Requirements:
Wherever the string "Send" occurs in a line of these records, report that line.

Provided records:

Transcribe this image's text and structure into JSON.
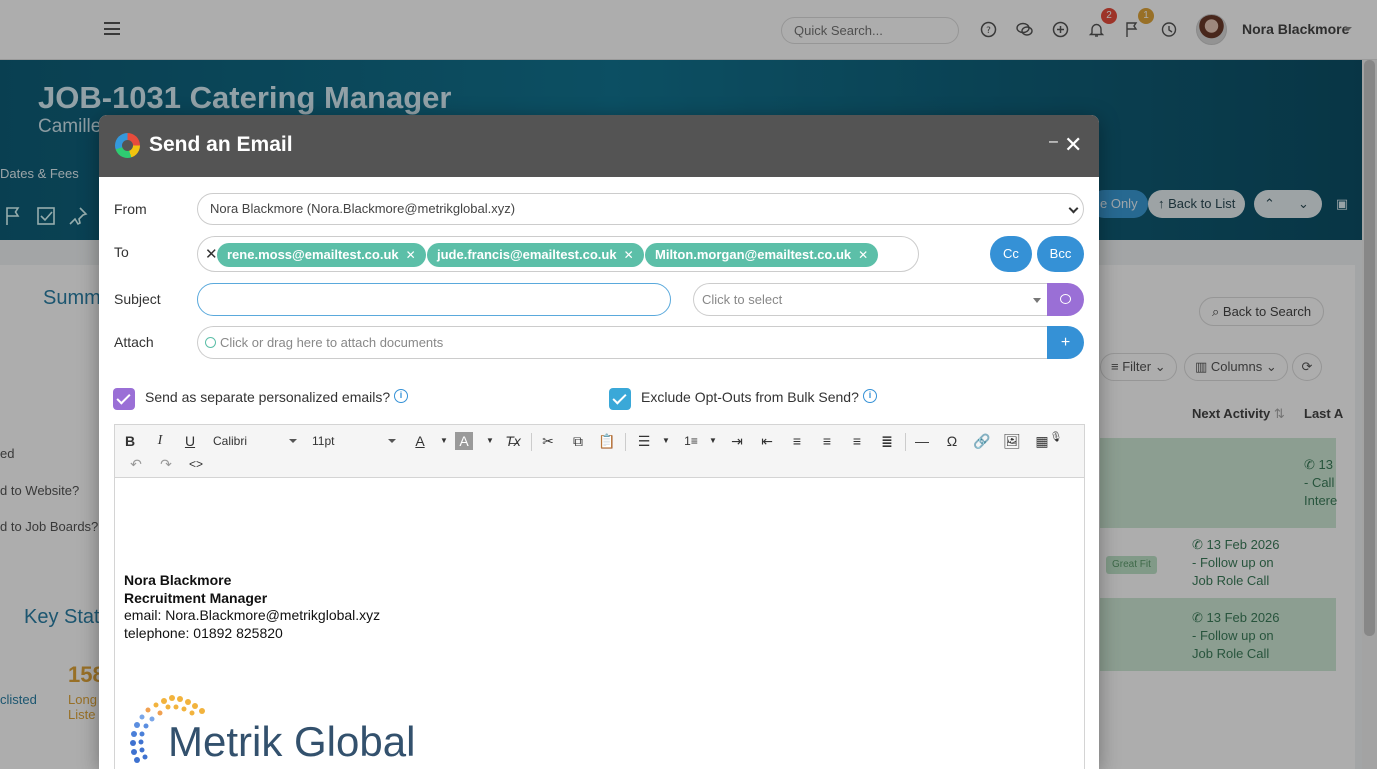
{
  "topbar": {
    "search_placeholder": "Quick Search...",
    "notifications_count": "2",
    "flags_count": "1",
    "user_name": "Nora Blackmore"
  },
  "hero": {
    "job_title": "JOB-1031 Catering Manager",
    "subtitle": "Camille",
    "tab_dates": "Dates & Fees",
    "btn_read_only": "e Only",
    "btn_back_to_list": "Back to List"
  },
  "background": {
    "summary_title": "Summ",
    "labels": [
      "ed",
      "d to Website?",
      "d to Job Boards?"
    ],
    "key_stats_title": "Key Stat",
    "stat_value": "158",
    "stat_label_1": "Long",
    "stat_label_2": "Liste",
    "stat_shortlisted": "clisted",
    "back_to_search": "Back to Search",
    "filter": "Filter",
    "columns": "Columns",
    "col_next_activity": "Next Activity",
    "col_last": "Last A",
    "good_fit": "Great Fit",
    "activities": [
      {
        "date": "13 Feb 2026",
        "line1": "- Follow up on",
        "line2": "Job Role Call"
      },
      {
        "date": "13 Feb 2026",
        "line1": "- Follow up on",
        "line2": "Job Role Call"
      }
    ],
    "last_activity_fragments": [
      "13",
      "- Call",
      "Intere"
    ]
  },
  "modal": {
    "title": "Send an Email",
    "from_label": "From",
    "from_value": "Nora Blackmore (Nora.Blackmore@metrikglobal.xyz)",
    "to_label": "To",
    "recipients": [
      "rene.moss@emailtest.co.uk",
      "jude.francis@emailtest.co.uk",
      "Milton.morgan@emailtest.co.uk"
    ],
    "cc_label": "Cc",
    "bcc_label": "Bcc",
    "subject_label": "Subject",
    "subject_value": "",
    "template_placeholder": "Click to select",
    "attach_label": "Attach",
    "attach_placeholder": "Click or drag here to attach documents",
    "attach_add": "+",
    "option_separate": "Send as separate personalized emails?",
    "option_exclude": "Exclude Opt-Outs from Bulk Send?",
    "editor": {
      "font_name": "Calibri",
      "font_size": "11pt"
    },
    "signature": {
      "name": "Nora Blackmore",
      "role": "Recruitment Manager",
      "email": "email: Nora.Blackmore@metrikglobal.xyz",
      "phone": "telephone: 01892 825820",
      "company": "Metrik Global"
    }
  },
  "colors": {
    "teal_chip": "#5cbfa8",
    "blue_button": "#3591d6",
    "purple_button": "#9a6fd6",
    "modal_header": "#545454",
    "hero": "#137592"
  }
}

Exercise answer:
    "title": "Send an Email",
    "option_separate": "Send as separate personalized emails?",
    "option_exclude": "Exclude Opt-Outs from Bulk Send?",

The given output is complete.